Short task: Where does the string "dung" appear in the records? Copy every line that contains it.

>> BEGIN Data records

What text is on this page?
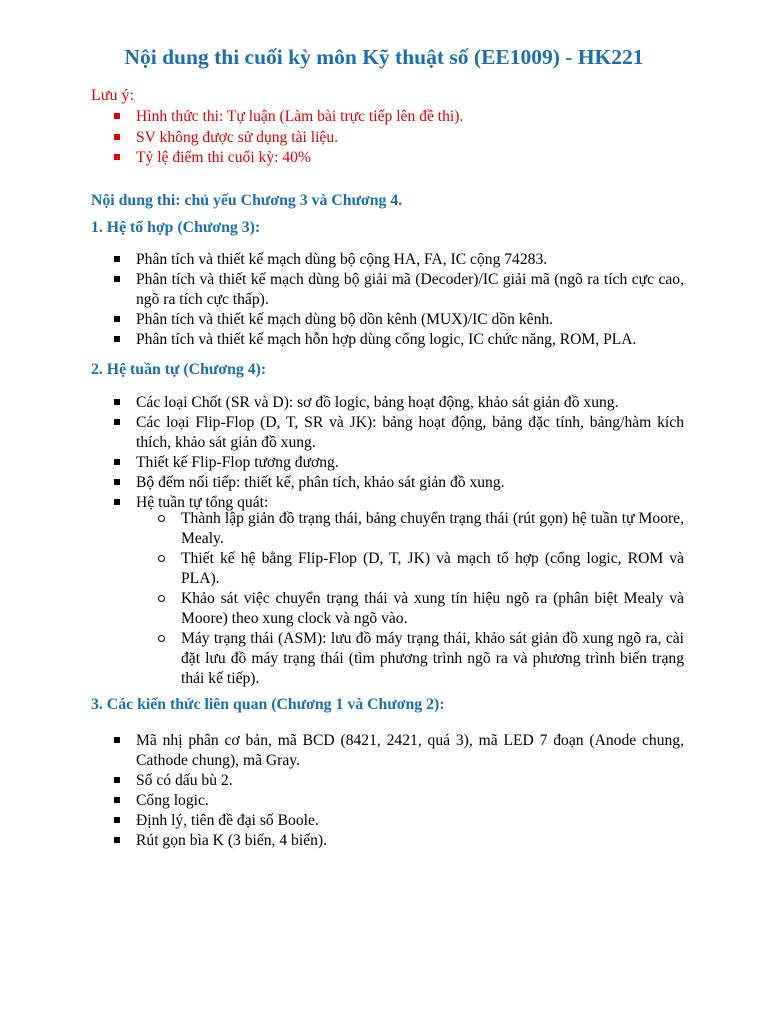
Nội dung thi cuối kỳ môn Kỹ thuật số (EE1009) - HK221
Lưu ý:
Hình thức thi: Tự luận (Làm bài trực tiếp lên đề thi).
SV không được sử dụng tài liệu.
Tỷ lệ điểm thi cuối kỳ: 40%
Nội dung thi: chủ yếu Chương 3 và Chương 4.
1. Hệ tổ hợp (Chương 3):
Phân tích và thiết kế mạch dùng bộ cộng HA, FA, IC cộng 74283.
Phân tích và thiết kế mạch dùng bộ giải mã (Decoder)/IC giải mã (ngõ ra tích cực cao, ngõ ra tích cực thấp).
Phân tích và thiết kế mạch dùng bộ dồn kênh (MUX)/IC dồn kênh.
Phân tích và thiết kế mạch hỗn hợp dùng cổng logic, IC chức năng, ROM, PLA.
2. Hệ tuần tự (Chương 4):
Các loại Chốt (SR và D): sơ đồ logic, bảng hoạt động, khảo sát giản đồ xung.
Các loại Flip-Flop (D, T, SR và JK): bảng hoạt động, bảng đặc tính, bảng/hàm kích thích, khảo sát giản đồ xung.
Thiết kế Flip-Flop tương đương.
Bộ đếm nối tiếp: thiết kế, phân tích, khảo sát giản đồ xung.
Hệ tuần tự tổng quát:
Thành lập giản đồ trạng thái, bảng chuyển trạng thái (rút gọn) hệ tuần tự Moore, Mealy.
Thiết kế hệ bằng Flip-Flop (D, T, JK) và mạch tổ hợp (cổng logic, ROM và PLA).
Khảo sát việc chuyển trạng thái và xung tín hiệu ngõ ra (phân biệt Mealy và Moore) theo xung clock và ngõ vào.
Máy trạng thái (ASM): lưu đồ máy trạng thái, khảo sát giản đồ xung ngõ ra, cài đặt lưu đồ máy trạng thái (tìm phương trình ngõ ra và phương trình biến trạng thái kế tiếp).
3. Các kiến thức liên quan (Chương 1 và Chương 2):
Mã nhị phân cơ bản, mã BCD (8421, 2421, quá 3), mã LED 7 đoạn (Anode chung, Cathode chung), mã Gray.
Số có dấu bù 2.
Cổng logic.
Định lý, tiên đề đại số Boole.
Rút gọn bìa K (3 biến, 4 biến).
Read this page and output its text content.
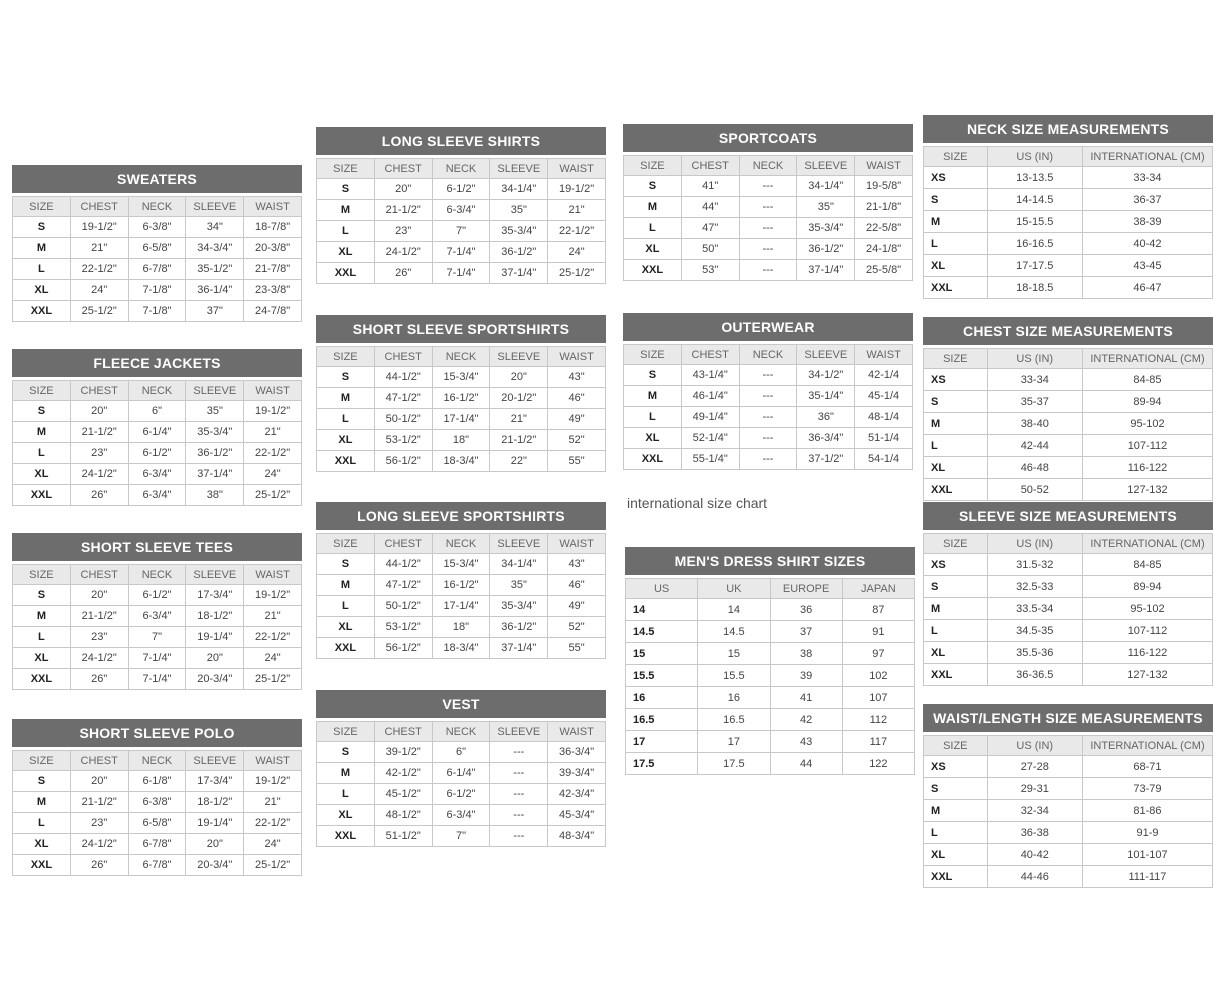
SWEATERS
SIZE	CHEST	NECK	SLEEVE	WAIST
S	19-1/2"	6-3/8"	34"	18-7/8"
M	21"	6-5/8"	34-3/4"	20-3/8"
L	22-1/2"	6-7/8"	35-1/2"	21-7/8"
XL	24"	7-1/8"	36-1/4"	23-3/8"
XXL	25-1/2"	7-1/8"	37"	24-7/8"
FLEECE JACKETS
SIZE	CHEST	NECK	SLEEVE	WAIST
S	20"	6"	35"	19-1/2"
M	21-1/2"	6-1/4"	35-3/4"	21"
L	23"	6-1/2"	36-1/2"	22-1/2"
XL	24-1/2"	6-3/4"	37-1/4"	24"
XXL	26"	6-3/4"	38"	25-1/2"
SHORT SLEEVE TEES
SIZE	CHEST	NECK	SLEEVE	WAIST
S	20"	6-1/2"	17-3/4"	19-1/2"
M	21-1/2"	6-3/4"	18-1/2"	21"
L	23"	7"	19-1/4"	22-1/2"
XL	24-1/2"	7-1/4"	20"	24"
XXL	26"	7-1/4"	20-3/4"	25-1/2"
SHORT SLEEVE POLO
SIZE	CHEST	NECK	SLEEVE	WAIST
S	20"	6-1/8"	17-3/4"	19-1/2"
M	21-1/2"	6-3/8"	18-1/2"	21"
L	23"	6-5/8"	19-1/4"	22-1/2"
XL	24-1/2"	6-7/8"	20"	24"
XXL	26"	6-7/8"	20-3/4"	25-1/2"
LONG SLEEVE SHIRTS
SIZE	CHEST	NECK	SLEEVE	WAIST
S	20"	6-1/2"	34-1/4"	19-1/2"
M	21-1/2"	6-3/4"	35"	21"
L	23"	7"	35-3/4"	22-1/2"
XL	24-1/2"	7-1/4"	36-1/2"	24"
XXL	26"	7-1/4"	37-1/4"	25-1/2"
SHORT SLEEVE SPORTSHIRTS
SIZE	CHEST	NECK	SLEEVE	WAIST
S	44-1/2"	15-3/4"	20"	43"
M	47-1/2"	16-1/2"	20-1/2"	46"
L	50-1/2"	17-1/4"	21"	49"
XL	53-1/2"	18"	21-1/2"	52"
XXL	56-1/2"	18-3/4"	22"	55"
LONG SLEEVE SPORTSHIRTS
SIZE	CHEST	NECK	SLEEVE	WAIST
S	44-1/2"	15-3/4"	34-1/4"	43"
M	47-1/2"	16-1/2"	35"	46"
L	50-1/2"	17-1/4"	35-3/4"	49"
XL	53-1/2"	18"	36-1/2"	52"
XXL	56-1/2"	18-3/4"	37-1/4"	55"
VEST
SIZE	CHEST	NECK	SLEEVE	WAIST
S	39-1/2"	6"	---	36-3/4"
M	42-1/2"	6-1/4"	---	39-3/4"
L	45-1/2"	6-1/2"	---	42-3/4"
XL	48-1/2"	6-3/4"	---	45-3/4"
XXL	51-1/2"	7"	---	48-3/4"
SPORTCOATS
SIZE	CHEST	NECK	SLEEVE	WAIST
S	41"	---	34-1/4"	19-5/8"
M	44"	---	35"	21-1/8"
L	47"	---	35-3/4"	22-5/8"
XL	50"	---	36-1/2"	24-1/8"
XXL	53"	---	37-1/4"	25-5/8"
OUTERWEAR
SIZE	CHEST	NECK	SLEEVE	WAIST
S	43-1/4"	---	34-1/2"	42-1/4
M	46-1/4"	---	35-1/4"	45-1/4
L	49-1/4"	---	36"	48-1/4
XL	52-1/4"	---	36-3/4"	51-1/4
XXL	55-1/4"	---	37-1/2"	54-1/4
international size chart
MEN'S DRESS SHIRT SIZES
US	UK	EUROPE	JAPAN
14	14	36	87
14.5	14.5	37	91
15	15	38	97
15.5	15.5	39	102
16	16	41	107
16.5	16.5	42	112
17	17	43	117
17.5	17.5	44	122
NECK SIZE MEASUREMENTS
SIZE	US (IN)	INTERNATIONAL (CM)
XS	13-13.5	33-34
S	14-14.5	36-37
M	15-15.5	38-39
L	16-16.5	40-42
XL	17-17.5	43-45
XXL	18-18.5	46-47
CHEST SIZE MEASUREMENTS
SIZE	US (IN)	INTERNATIONAL (CM)
XS	33-34	84-85
S	35-37	89-94
M	38-40	95-102
L	42-44	107-112
XL	46-48	116-122
XXL	50-52	127-132
SLEEVE SIZE MEASUREMENTS
SIZE	US (IN)	INTERNATIONAL (CM)
XS	31.5-32	84-85
S	32.5-33	89-94
M	33.5-34	95-102
L	34.5-35	107-112
XL	35.5-36	116-122
XXL	36-36.5	127-132
WAIST/LENGTH SIZE MEASUREMENTS
SIZE	US (IN)	INTERNATIONAL (CM)
XS	27-28	68-71
S	29-31	73-79
M	32-34	81-86
L	36-38	91-9
XL	40-42	101-107
XXL	44-46	111-117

>> END Data records

Reply:
Nội dung thi cuối kỳ môn Kỹ thuật số (EE1009) - HK221
Nội dung thi: chủ yếu Chương 3 và Chương 4.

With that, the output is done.